TASK INSTRUCTIONS:
Each line containing the word "icon" must be reported.

(Dataset entries)
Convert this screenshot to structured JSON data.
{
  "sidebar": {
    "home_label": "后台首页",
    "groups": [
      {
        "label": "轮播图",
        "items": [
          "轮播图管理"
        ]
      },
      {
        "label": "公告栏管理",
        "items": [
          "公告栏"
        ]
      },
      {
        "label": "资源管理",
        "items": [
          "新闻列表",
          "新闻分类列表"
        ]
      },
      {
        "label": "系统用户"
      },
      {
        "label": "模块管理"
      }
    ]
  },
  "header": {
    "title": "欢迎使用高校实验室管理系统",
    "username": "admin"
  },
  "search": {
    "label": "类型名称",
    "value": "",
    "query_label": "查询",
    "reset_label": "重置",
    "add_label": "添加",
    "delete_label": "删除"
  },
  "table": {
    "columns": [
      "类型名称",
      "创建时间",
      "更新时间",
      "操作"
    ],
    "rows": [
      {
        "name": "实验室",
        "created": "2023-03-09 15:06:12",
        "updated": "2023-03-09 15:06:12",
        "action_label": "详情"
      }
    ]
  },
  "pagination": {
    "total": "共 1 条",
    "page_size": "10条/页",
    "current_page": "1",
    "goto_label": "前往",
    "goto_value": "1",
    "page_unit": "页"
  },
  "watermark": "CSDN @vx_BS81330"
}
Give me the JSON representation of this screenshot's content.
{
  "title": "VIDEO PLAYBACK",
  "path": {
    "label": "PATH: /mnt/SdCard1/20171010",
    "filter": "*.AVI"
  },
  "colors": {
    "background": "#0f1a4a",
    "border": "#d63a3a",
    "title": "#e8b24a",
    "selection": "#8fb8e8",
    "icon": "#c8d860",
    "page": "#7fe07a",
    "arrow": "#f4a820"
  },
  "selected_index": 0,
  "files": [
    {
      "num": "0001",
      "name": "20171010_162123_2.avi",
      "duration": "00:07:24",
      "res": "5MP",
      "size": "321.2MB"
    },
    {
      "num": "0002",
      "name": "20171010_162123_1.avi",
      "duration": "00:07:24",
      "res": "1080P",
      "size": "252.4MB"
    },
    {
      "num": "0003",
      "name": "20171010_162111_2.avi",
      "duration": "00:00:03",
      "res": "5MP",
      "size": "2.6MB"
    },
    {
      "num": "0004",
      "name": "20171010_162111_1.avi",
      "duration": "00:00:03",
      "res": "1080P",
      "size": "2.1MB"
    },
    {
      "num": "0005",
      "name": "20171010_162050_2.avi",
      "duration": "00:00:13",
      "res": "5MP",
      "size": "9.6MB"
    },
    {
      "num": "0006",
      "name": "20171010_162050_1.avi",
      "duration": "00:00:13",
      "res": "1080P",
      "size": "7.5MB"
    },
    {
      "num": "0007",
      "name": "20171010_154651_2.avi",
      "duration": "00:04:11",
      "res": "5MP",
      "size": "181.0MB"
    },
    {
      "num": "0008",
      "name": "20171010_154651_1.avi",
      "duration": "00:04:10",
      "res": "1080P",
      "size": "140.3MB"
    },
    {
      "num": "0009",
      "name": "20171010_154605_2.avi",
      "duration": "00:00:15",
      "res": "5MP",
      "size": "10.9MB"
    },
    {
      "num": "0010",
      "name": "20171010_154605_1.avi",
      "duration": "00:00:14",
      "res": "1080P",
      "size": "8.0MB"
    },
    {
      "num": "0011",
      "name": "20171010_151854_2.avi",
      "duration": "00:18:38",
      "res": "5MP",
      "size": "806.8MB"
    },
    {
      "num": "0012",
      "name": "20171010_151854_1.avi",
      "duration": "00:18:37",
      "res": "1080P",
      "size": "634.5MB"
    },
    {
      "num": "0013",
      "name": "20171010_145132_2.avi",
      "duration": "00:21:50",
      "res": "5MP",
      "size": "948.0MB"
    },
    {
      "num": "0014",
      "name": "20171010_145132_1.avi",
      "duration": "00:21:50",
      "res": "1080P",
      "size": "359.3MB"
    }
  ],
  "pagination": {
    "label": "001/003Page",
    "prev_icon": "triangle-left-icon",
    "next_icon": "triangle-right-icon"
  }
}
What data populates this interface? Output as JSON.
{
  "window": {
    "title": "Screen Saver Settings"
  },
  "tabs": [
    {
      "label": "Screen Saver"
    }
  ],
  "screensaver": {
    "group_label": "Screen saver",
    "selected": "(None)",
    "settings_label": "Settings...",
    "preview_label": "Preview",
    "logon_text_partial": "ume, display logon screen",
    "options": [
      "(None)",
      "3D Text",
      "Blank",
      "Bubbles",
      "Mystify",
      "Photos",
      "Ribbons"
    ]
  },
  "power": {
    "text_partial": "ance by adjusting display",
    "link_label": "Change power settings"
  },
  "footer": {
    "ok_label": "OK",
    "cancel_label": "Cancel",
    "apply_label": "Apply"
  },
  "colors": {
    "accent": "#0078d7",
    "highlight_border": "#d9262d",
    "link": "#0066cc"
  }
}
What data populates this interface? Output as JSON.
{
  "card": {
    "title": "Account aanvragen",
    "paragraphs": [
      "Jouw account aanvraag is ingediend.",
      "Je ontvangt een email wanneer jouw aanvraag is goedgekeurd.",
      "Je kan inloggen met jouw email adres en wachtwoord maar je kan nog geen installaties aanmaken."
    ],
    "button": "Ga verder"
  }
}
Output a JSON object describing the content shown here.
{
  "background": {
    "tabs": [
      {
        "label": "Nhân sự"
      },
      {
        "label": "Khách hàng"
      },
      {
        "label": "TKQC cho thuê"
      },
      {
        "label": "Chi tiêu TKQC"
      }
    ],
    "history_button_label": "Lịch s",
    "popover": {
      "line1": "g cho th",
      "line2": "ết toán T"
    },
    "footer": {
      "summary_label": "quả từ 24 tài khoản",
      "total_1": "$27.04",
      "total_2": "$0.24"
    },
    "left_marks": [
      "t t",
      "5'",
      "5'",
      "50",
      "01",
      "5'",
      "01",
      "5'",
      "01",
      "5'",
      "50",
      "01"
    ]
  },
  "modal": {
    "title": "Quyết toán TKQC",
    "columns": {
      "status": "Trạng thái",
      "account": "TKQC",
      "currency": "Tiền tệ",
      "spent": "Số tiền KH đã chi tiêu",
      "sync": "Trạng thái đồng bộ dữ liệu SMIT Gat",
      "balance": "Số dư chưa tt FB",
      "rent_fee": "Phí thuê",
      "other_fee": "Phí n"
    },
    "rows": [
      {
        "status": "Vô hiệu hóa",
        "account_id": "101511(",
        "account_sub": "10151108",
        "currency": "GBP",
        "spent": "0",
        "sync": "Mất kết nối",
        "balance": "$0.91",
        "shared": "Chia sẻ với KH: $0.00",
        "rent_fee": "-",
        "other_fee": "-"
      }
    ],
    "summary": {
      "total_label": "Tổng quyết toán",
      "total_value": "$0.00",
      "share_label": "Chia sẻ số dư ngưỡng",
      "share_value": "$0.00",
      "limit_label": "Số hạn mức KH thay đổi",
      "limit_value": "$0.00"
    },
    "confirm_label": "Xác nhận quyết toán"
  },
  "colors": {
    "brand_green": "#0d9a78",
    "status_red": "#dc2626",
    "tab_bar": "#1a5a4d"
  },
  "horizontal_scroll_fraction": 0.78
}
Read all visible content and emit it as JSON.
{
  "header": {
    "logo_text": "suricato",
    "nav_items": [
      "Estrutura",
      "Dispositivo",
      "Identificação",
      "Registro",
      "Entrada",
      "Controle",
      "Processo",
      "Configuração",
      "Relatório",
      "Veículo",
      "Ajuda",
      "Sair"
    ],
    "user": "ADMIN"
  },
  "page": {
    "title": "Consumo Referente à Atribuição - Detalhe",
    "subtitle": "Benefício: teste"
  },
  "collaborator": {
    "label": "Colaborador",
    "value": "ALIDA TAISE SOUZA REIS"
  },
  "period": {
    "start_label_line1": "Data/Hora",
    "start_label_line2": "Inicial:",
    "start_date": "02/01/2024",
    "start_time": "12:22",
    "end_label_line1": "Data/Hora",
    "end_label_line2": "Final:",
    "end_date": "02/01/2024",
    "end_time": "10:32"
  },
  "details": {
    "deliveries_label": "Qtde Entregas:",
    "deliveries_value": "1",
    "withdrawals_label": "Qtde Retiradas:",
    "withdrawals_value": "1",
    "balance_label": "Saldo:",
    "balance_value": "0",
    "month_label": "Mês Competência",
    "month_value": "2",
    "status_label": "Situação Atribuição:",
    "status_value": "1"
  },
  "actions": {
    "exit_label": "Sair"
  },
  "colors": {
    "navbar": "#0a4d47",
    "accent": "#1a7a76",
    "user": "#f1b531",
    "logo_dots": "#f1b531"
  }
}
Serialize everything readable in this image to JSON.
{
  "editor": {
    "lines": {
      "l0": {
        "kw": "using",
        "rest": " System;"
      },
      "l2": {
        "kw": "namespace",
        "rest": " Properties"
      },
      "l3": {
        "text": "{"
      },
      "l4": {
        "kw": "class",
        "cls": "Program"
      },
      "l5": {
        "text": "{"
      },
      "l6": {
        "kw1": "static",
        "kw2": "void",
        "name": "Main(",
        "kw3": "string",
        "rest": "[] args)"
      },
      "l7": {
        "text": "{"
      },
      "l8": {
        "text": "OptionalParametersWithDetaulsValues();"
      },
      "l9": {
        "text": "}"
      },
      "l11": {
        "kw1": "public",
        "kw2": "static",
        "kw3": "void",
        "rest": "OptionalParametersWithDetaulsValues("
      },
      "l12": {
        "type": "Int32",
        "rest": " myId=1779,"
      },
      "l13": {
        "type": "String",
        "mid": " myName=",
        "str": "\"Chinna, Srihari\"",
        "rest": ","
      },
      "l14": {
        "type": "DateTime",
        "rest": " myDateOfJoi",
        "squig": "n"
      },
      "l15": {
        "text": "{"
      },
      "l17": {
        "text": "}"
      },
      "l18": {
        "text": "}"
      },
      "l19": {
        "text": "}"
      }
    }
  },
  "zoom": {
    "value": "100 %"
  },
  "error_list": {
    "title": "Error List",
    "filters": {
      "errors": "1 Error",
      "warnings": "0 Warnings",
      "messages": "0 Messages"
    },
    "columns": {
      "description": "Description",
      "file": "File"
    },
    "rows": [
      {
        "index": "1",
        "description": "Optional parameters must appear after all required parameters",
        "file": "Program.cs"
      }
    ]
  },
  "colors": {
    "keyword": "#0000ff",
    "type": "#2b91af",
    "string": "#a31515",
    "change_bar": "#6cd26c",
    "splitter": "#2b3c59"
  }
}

RESULT OF THE EXERCISE:
    "icon": "#c8d860",
    "prev_icon": "triangle-left-icon",
    "next_icon": "triangle-right-icon"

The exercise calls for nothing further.